--- start PROVIDED MATERIAL ---

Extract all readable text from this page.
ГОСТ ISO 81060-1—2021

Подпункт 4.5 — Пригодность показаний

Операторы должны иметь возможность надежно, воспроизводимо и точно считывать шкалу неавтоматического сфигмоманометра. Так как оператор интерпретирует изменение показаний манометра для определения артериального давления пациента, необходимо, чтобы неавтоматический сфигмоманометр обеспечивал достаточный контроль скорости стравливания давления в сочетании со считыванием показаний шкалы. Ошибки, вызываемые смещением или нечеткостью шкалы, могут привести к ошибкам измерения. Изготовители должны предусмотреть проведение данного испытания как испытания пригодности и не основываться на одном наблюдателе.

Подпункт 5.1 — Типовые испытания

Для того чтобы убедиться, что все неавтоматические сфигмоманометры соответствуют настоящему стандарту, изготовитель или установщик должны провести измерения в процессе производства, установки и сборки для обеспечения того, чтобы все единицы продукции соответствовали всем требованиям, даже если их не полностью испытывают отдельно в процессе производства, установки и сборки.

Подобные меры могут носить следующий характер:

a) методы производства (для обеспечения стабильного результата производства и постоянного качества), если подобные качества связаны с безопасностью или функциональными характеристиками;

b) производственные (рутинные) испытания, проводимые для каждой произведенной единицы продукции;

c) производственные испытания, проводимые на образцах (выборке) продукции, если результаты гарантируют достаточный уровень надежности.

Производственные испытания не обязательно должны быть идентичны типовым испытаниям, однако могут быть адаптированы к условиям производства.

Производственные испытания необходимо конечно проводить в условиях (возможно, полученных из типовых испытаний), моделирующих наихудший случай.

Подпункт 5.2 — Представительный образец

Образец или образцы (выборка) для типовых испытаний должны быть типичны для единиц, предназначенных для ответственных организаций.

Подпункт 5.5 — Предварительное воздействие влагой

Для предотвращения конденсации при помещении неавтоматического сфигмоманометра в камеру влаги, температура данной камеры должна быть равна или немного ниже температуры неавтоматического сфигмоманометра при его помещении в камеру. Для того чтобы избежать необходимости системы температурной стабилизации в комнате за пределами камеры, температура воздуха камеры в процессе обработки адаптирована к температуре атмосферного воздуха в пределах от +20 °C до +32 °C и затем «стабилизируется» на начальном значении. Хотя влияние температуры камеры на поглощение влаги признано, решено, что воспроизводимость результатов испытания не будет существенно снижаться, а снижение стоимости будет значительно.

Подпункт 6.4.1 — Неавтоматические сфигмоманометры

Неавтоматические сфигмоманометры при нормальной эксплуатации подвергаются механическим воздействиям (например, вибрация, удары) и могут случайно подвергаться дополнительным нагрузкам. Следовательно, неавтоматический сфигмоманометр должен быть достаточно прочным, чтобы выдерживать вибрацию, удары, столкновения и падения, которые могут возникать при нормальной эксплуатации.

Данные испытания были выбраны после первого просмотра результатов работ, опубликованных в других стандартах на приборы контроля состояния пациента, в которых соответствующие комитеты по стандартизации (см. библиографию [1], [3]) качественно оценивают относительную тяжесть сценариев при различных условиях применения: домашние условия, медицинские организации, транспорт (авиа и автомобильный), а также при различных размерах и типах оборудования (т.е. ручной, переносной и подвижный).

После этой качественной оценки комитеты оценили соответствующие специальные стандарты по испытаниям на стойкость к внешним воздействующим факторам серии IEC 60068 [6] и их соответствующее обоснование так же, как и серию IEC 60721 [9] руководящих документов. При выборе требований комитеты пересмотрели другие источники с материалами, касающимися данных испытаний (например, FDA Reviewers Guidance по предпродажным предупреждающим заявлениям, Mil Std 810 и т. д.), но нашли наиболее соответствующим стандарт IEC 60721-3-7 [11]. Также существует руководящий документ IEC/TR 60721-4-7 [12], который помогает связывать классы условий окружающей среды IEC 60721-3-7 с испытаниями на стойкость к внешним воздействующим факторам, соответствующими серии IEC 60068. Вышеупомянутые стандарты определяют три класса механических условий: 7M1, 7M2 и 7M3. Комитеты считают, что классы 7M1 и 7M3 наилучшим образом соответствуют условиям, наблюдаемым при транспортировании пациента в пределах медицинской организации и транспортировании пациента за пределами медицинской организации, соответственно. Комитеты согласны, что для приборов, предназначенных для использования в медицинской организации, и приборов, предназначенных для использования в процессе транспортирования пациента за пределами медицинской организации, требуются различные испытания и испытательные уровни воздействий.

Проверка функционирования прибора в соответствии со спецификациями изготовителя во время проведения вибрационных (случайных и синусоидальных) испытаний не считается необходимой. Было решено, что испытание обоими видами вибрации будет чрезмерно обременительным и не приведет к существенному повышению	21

--- end PROVIDED MATERIAL ---

Write all of the records out again exactly.

Extract all readable text from this page.
ГОСТ ISO 81060-1—2021

Подпункт 4.5 — Пригодность показаний

Операторы должны иметь возможность надежно, воспроизводимо и точно считывать шкалу неавтоматического сфигмоманометра. Так как оператор интерпретирует изменение показаний манометра для определения артериального давления пациента, необходимо, чтобы неавтоматический сфигмоманометр обеспечивал достаточный контроль скорости стравливания давления в сочетании со считыванием показаний шкалы. Ошибки, вызываемые смещением или нечеткостью шкалы, могут привести к ошибкам измерения. Изготовители должны предусмотреть проведение данного испытания как испытания пригодности и не основываться на одном наблюдателе.

Подпункт 5.1 — Типовые испытания

Для того чтобы убедиться, что все неавтоматические сфигмоманометры соответствуют настоящему стандарту, изготовитель или установщик должны провести измерения в процессе производства, установки и сборки для обеспечения того, чтобы все единицы продукции соответствовали всем требованиям, даже если их не полностью испытывают отдельно в процессе производства, установки и сборки.

Подобные меры могут носить следующий характер:

a) методы производства (для обеспечения стабильного результата производства и постоянного качества), если подобные качества связаны с безопасностью или функциональными характеристиками;

b) производственные (рутинные) испытания, проводимые для каждой произведенной единицы продукции;

c) производственные испытания, проводимые на образцах (выборке) продукции, если результаты гарантируют достаточный уровень надежности.

Производственные испытания не обязательно должны быть идентичны типовым испытаниям, однако могут быть адаптированы к условиям производства.

Производственные испытания необходимо конечно проводить в условиях (возможно, полученных из типовых испытаний), моделирующих наихудший случай.

Подпункт 5.2 — Представительный образец

Образец или образцы (выборка) для типовых испытаний должны быть типичны для единиц, предназначенных для ответственных организаций.

Подпункт 5.5 — Предварительное воздействие влагой

Для предотвращения конденсации при помещении неавтоматического сфигмоманометра в камеру влаги, температура данной камеры должна быть равна или немного ниже температуры неавтоматического сфигмоманометра при его помещении в камеру. Для того чтобы избежать необходимости системы температурной стабилизации в комнате за пределами камеры, температура воздуха камеры в процессе обработки адаптирована к температуре атмосферного воздуха в пределах от +20 °C до +32 °C и затем «стабилизируется» на начальном значении. Хотя влияние температуры камеры на поглощение влаги признано, решено, что воспроизводимость результатов испытания не будет существенно снижаться, а снижение стоимости будет значительно.

Подпункт 6.4.1 — Неавтоматические сфигмоманометры

Неавтоматические сфигмоманометры при нормальной эксплуатации подвергаются механическим воздействиям (например, вибрация, удары) и могут случайно подвергаться дополнительным нагрузкам. Следовательно, неавтоматический сфигмоманометр должен быть достаточно прочным, чтобы выдерживать вибрацию, удары, столкновения и падения, которые могут возникать при нормальной эксплуатации.

Данные испытания были выбраны после первого просмотра результатов работ, опубликованных в других стандартах на приборы контроля состояния пациента, в которых соответствующие комитеты по стандартизации (см. библиографию [1], [3]) качественно оценивают относительную тяжесть сценариев при различных условиях применения: домашние условия, медицинские организации, транспорт (авиа и автомобильный), а также при различных размерах и типах оборудования (т.е. ручной, переносной и подвижный).

После этой качественной оценки комитеты оценили соответствующие специальные стандарты по испытаниям на стойкость к внешним воздействующим факторам серии IEC 60068 [6] и их соответствующее обоснование так же, как и серию IEC 60721 [9] руководящих документов. При выборе требований комитеты пересмотрели другие источники с материалами, касающимися данных испытаний (например, FDA Reviewers Guidance по предпродажным предупреждающим заявлениям, Mil Std 810 и т. д.), но нашли наиболее соответствующим стандарт IEC 60721-3-7 [11]. Также существует руководящий документ IEC/TR 60721-4-7 [12], который помогает связывать классы условий окружающей среды IEC 60721-3-7 с испытаниями на стойкость к внешним воздействующим факторам, соответствующими серии IEC 60068. Вышеупомянутые стандарты определяют три класса механических условий: 7M1, 7M2 и 7M3. Комитеты считают, что классы 7M1 и 7M3 наилучшим образом соответствуют условиям, наблюдаемым при транспортировании пациента в пределах медицинской организации и транспортировании пациента за пределами медицинской организации, соответственно. Комитеты согласны, что для приборов, предназначенных для использования в медицинской организации, и приборов, предназначенных для использования в процессе транспортирования пациента за пределами медицинской организации, требуются различные испытания и испытательные уровни воздействий.

Проверка функционирования прибора в соответствии со спецификациями изготовителя во время проведения вибрационных (случайных и синусоидальных) испытаний не считается необходимой. Было решено, что испытание обоими видами вибрации будет чрезмерно обременительным и не приведет к существенному повышению	21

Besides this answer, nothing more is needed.